- What needs to be done: Your answer should be the lines of the listing that contain the word "selber".

= = = =

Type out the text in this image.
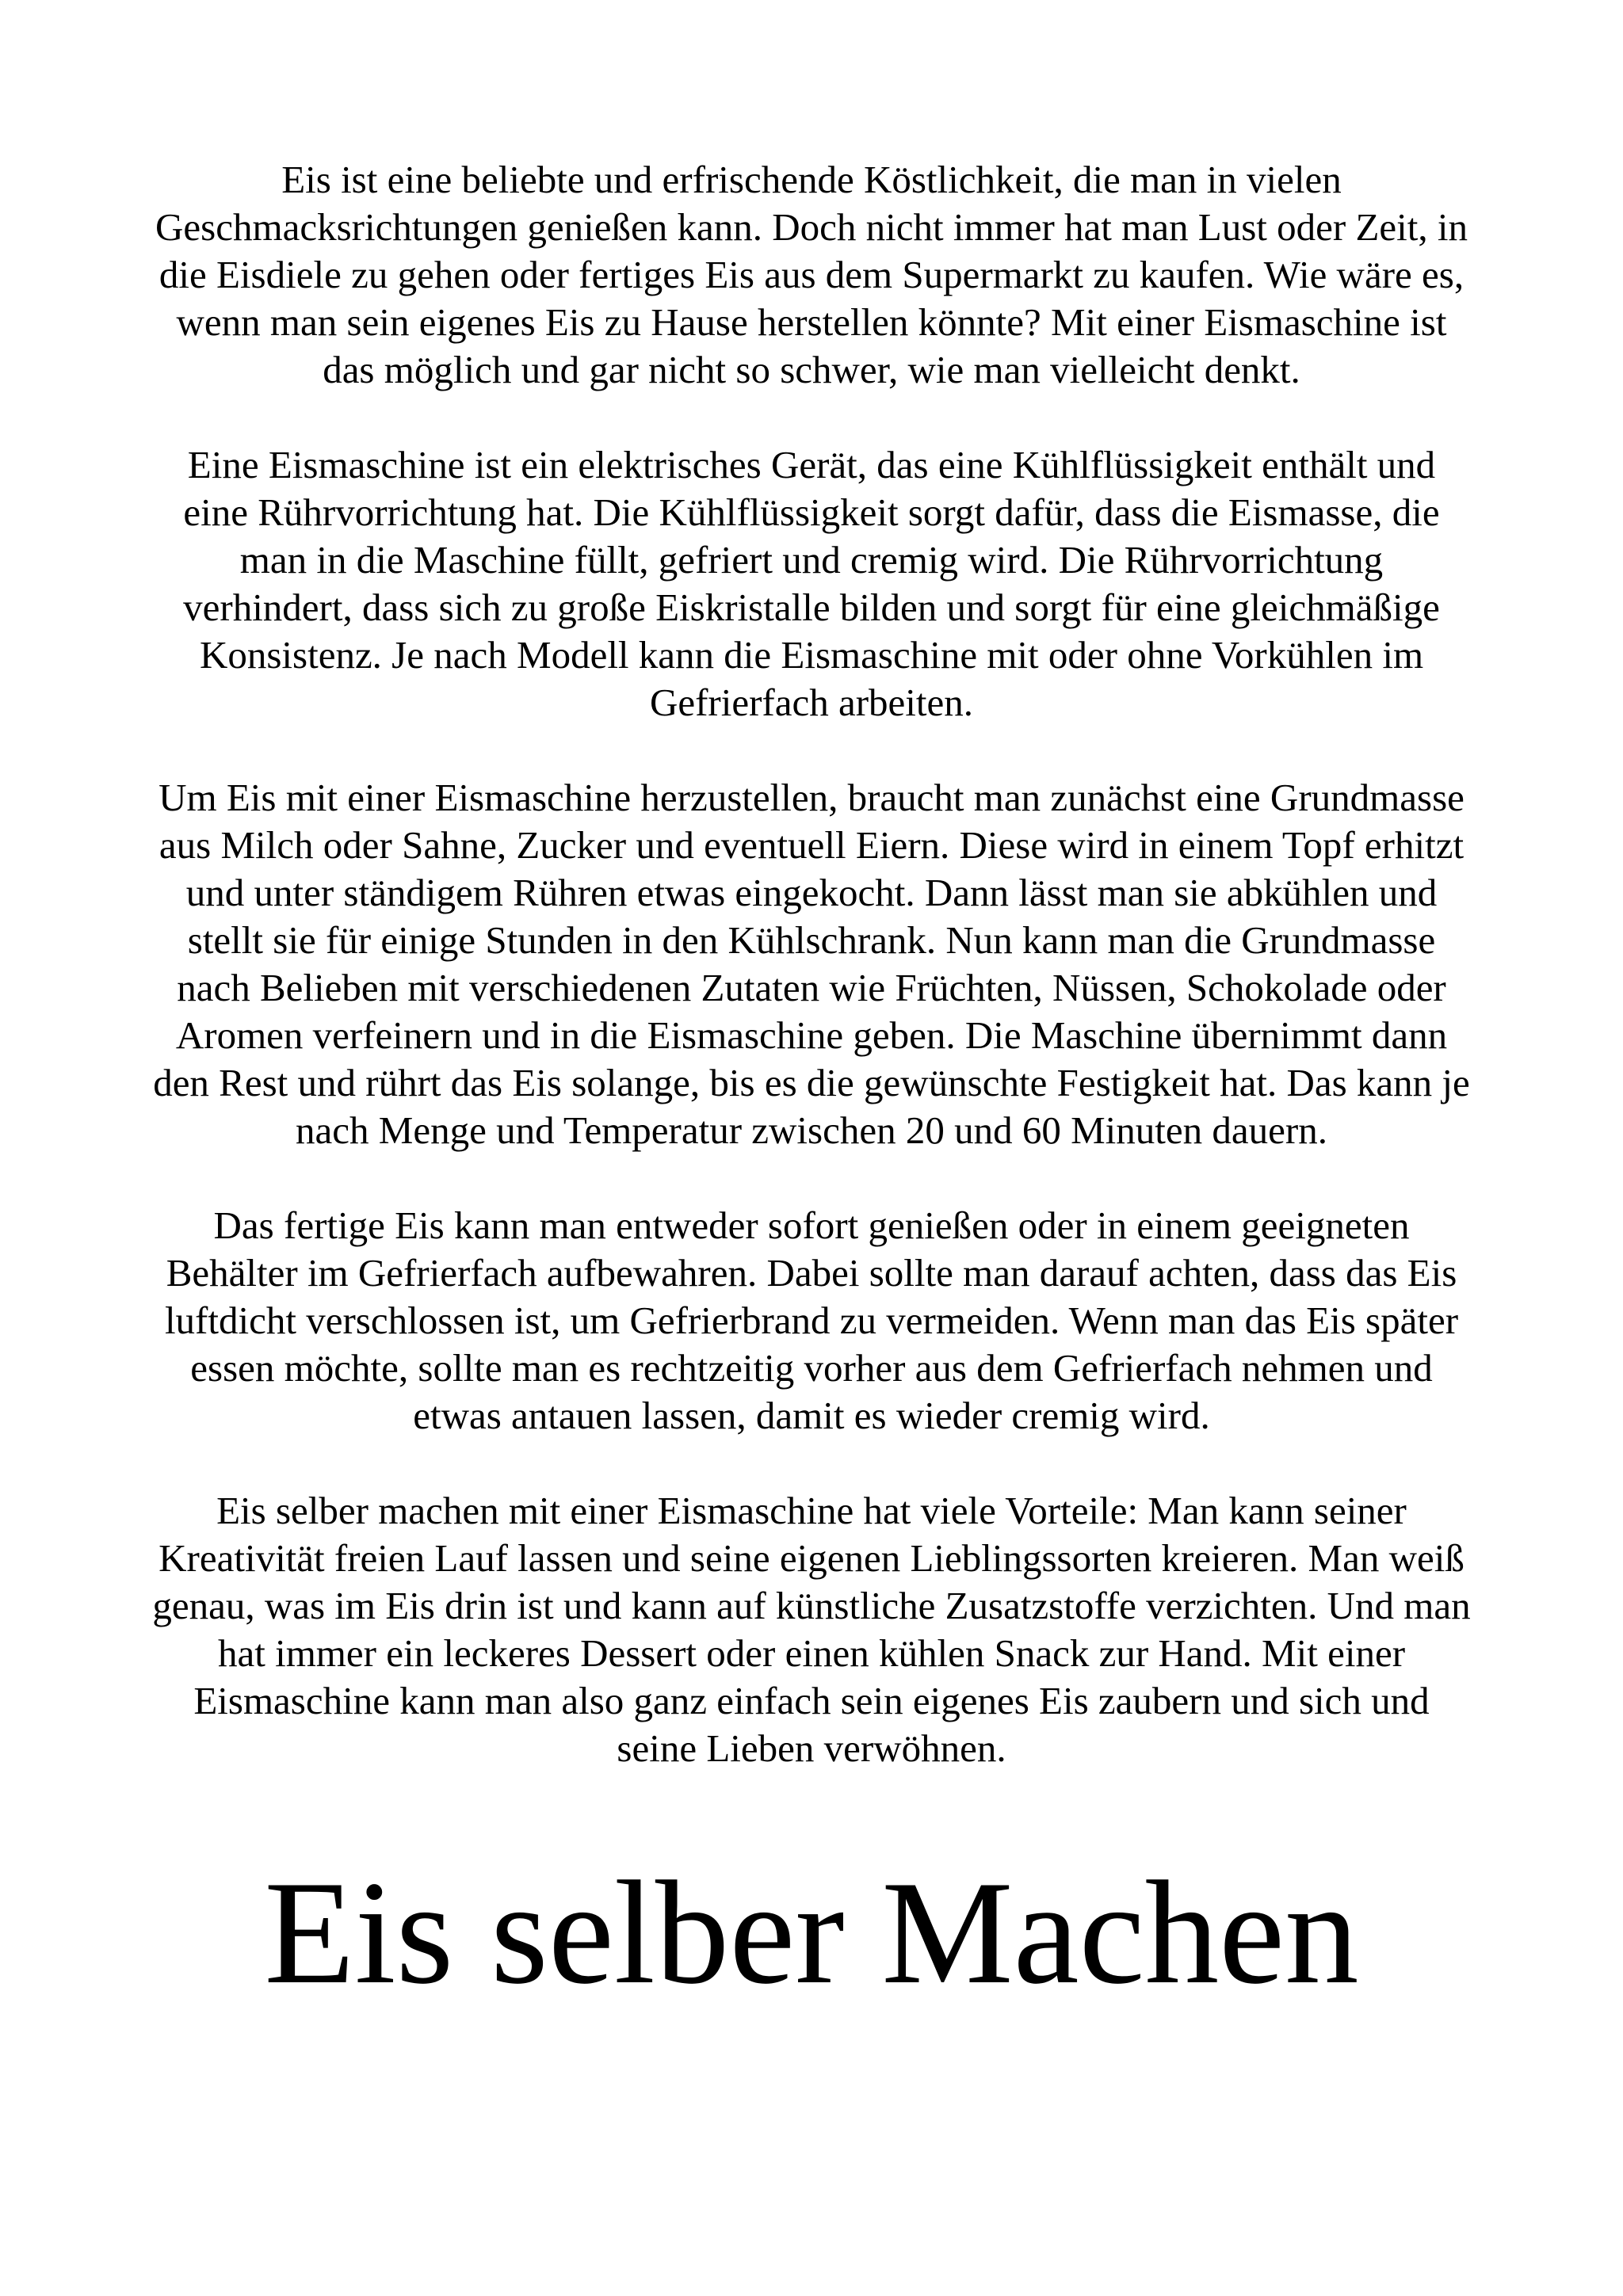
Eis ist eine beliebte und erfrischende Köstlichkeit, die man in vielen Geschmacksrichtungen genießen kann. Doch nicht immer hat man Lust oder Zeit, in die Eisdiele zu gehen oder fertiges Eis aus dem Supermarkt zu kaufen. Wie wäre es, wenn man sein eigenes Eis zu Hause herstellen könnte? Mit einer Eismaschine ist das möglich und gar nicht so schwer, wie man vielleicht denkt.

Eine Eismaschine ist ein elektrisches Gerät, das eine Kühlflüssigkeit enthält und eine Rührvorrichtung hat. Die Kühlflüssigkeit sorgt dafür, dass die Eismasse, die man in die Maschine füllt, gefriert und cremig wird. Die Rührvorrichtung verhindert, dass sich zu große Eiskristalle bilden und sorgt für eine gleichmäßige Konsistenz. Je nach Modell kann die Eismaschine mit oder ohne Vorkühlen im Gefrierfach arbeiten.

Um Eis mit einer Eismaschine herzustellen, braucht man zunächst eine Grundmasse aus Milch oder Sahne, Zucker und eventuell Eiern. Diese wird in einem Topf erhitzt und unter ständigem Rühren etwas eingekocht. Dann lässt man sie abkühlen und stellt sie für einige Stunden in den Kühlschrank. Nun kann man die Grundmasse nach Belieben mit verschiedenen Zutaten wie Früchten, Nüssen, Schokolade oder Aromen verfeinern und in die Eismaschine geben. Die Maschine übernimmt dann den Rest und rührt das Eis solange, bis es die gewünschte Festigkeit hat. Das kann je nach Menge und Temperatur zwischen 20 und 60 Minuten dauern.

Das fertige Eis kann man entweder sofort genießen oder in einem geeigneten Behälter im Gefrierfach aufbewahren. Dabei sollte man darauf achten, dass das Eis luftdicht verschlossen ist, um Gefrierbrand zu vermeiden. Wenn man das Eis später essen möchte, sollte man es rechtzeitig vorher aus dem Gefrierfach nehmen und etwas antauen lassen, damit es wieder cremig wird.

Eis selber machen mit einer Eismaschine hat viele Vorteile: Man kann seiner Kreativität freien Lauf lassen und seine eigenen Lieblingssorten kreieren. Man weiß genau, was im Eis drin ist und kann auf künstliche Zusatzstoffe verzichten. Und man hat immer ein leckeres Dessert oder einen kühlen Snack zur Hand. Mit einer Eismaschine kann man also ganz einfach sein eigenes Eis zaubern und sich und seine Lieben verwöhnen.

Eis selber Machen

= = = =

- Response to the exercise:
Eis selber machen mit einer Eismaschine hat viele Vorteile: Man kann seiner Kreativität freien Lauf lassen und seine eigenen Lieblingssorten kreieren. Man weiß genau, was im Eis drin ist und kann auf künstliche Zusatzstoffe verzichten. Und man hat immer ein leckeres Dessert oder einen kühlen Snack zur Hand. Mit einer Eismaschine kann man also ganz einfach sein eigenes Eis zaubern und sich und seine Lieben verwöhnen.
Eis selber Machen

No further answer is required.